### [Work to do]
Pull every line with the word "caption" out of the entries below.

### [Given records]
□ □ □ □ □ □ □

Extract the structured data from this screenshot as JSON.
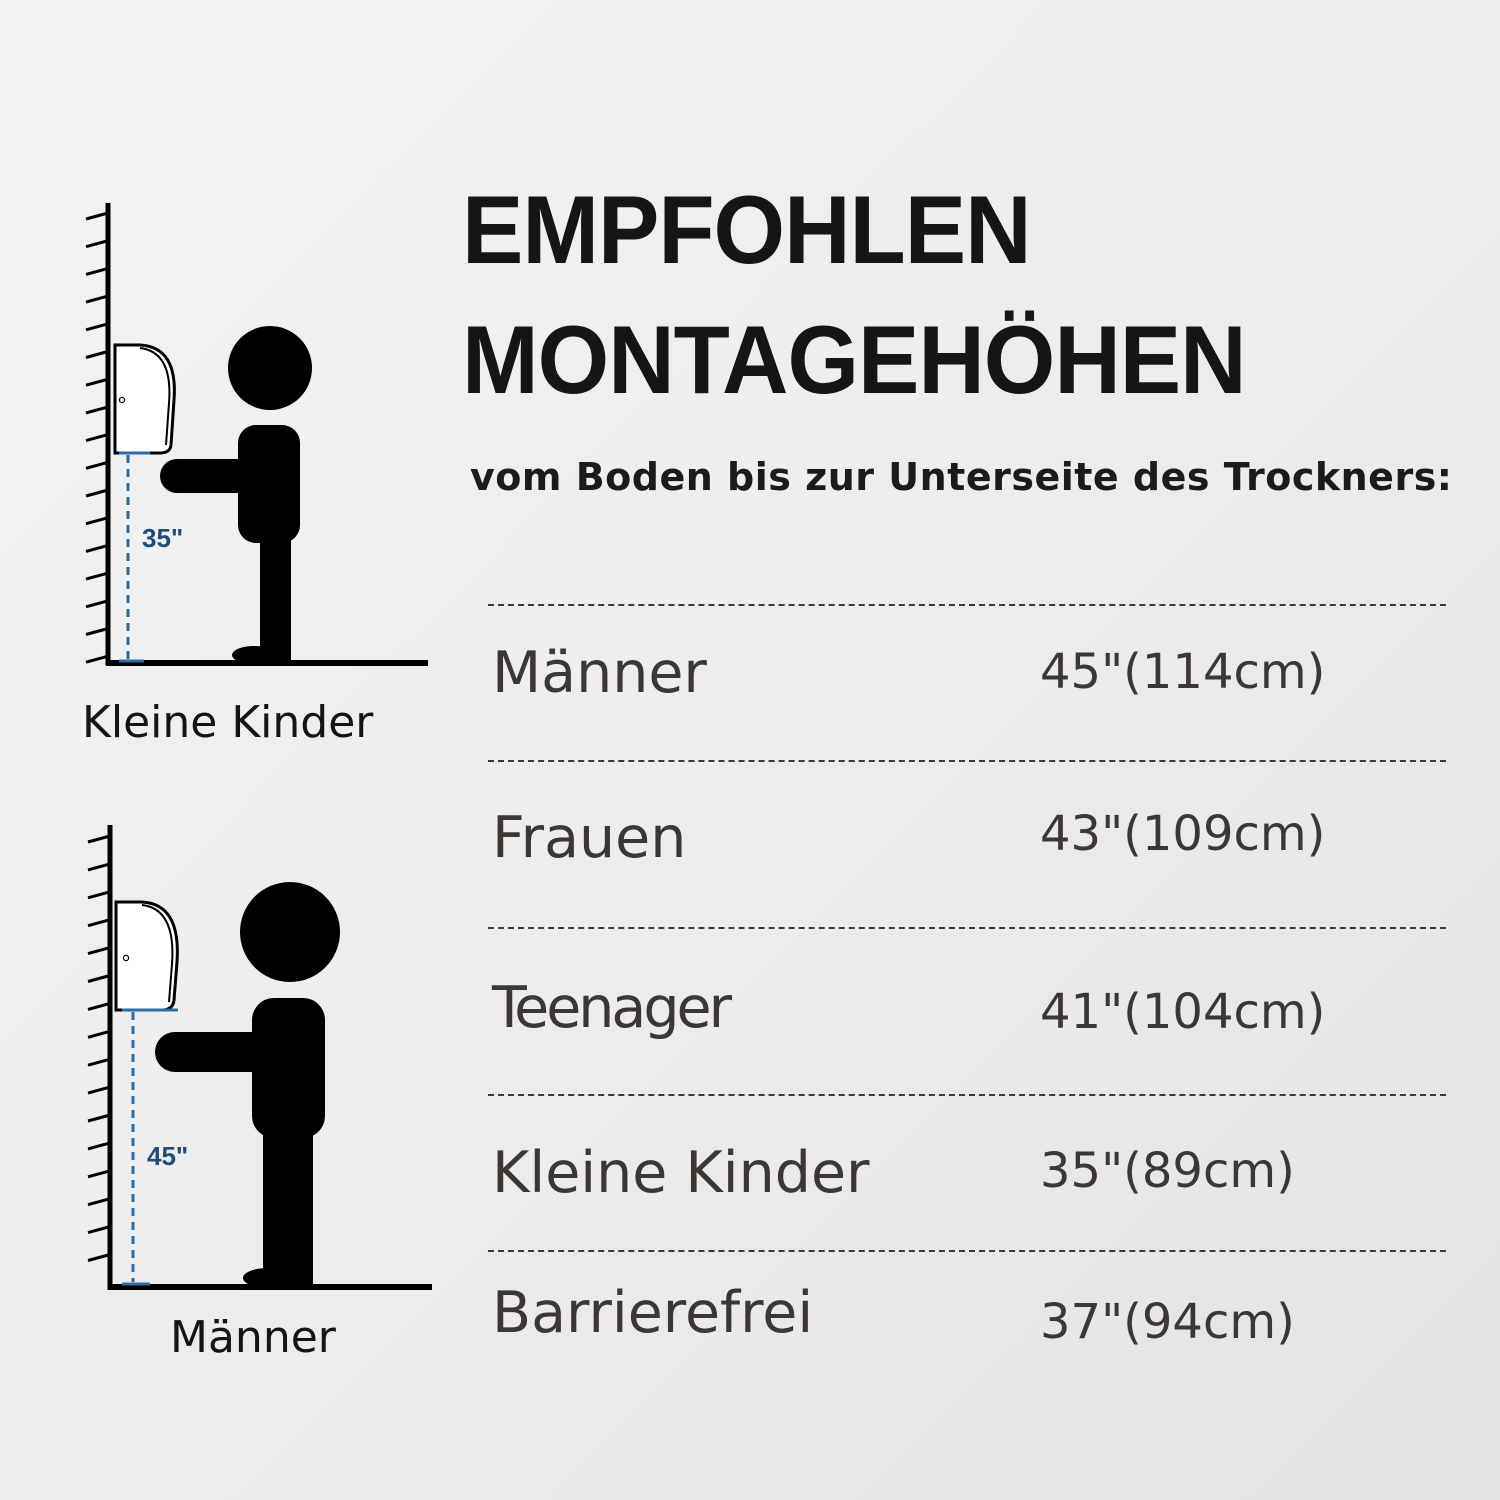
{
  "title": {
    "line1": "EMPFOHLEN",
    "line2": "MONTAGEHÖHEN"
  },
  "subtitle": "vom Boden bis zur Unterseite des Trockners:",
  "rows": [
    {
      "label": "Männer",
      "value": "45\"(114cm)"
    },
    {
      "label": "Frauen",
      "value": "43\"(109cm)"
    },
    {
      "label": "Teenager",
      "value": "41\"(104cm)"
    },
    {
      "label": "Kleine Kinder",
      "value": "35\"(89cm)"
    },
    {
      "label": "Barrierefrei",
      "value": "37\"(94cm)"
    }
  ],
  "figures": [
    {
      "caption": "Kleine Kinder",
      "height_label": "35\""
    },
    {
      "caption": "Männer",
      "height_label": "45\""
    }
  ],
  "colors": {
    "dimension": "#2e6da4",
    "text": "#3b3735",
    "figure": "#000000"
  },
  "icons": [
    "hand-dryer-icon",
    "person-icon",
    "wall-scale-icon"
  ]
}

□ □ □ □ □ □ □

### [Output below]
      "caption": "Kleine Kinder",
      "caption": "Männer",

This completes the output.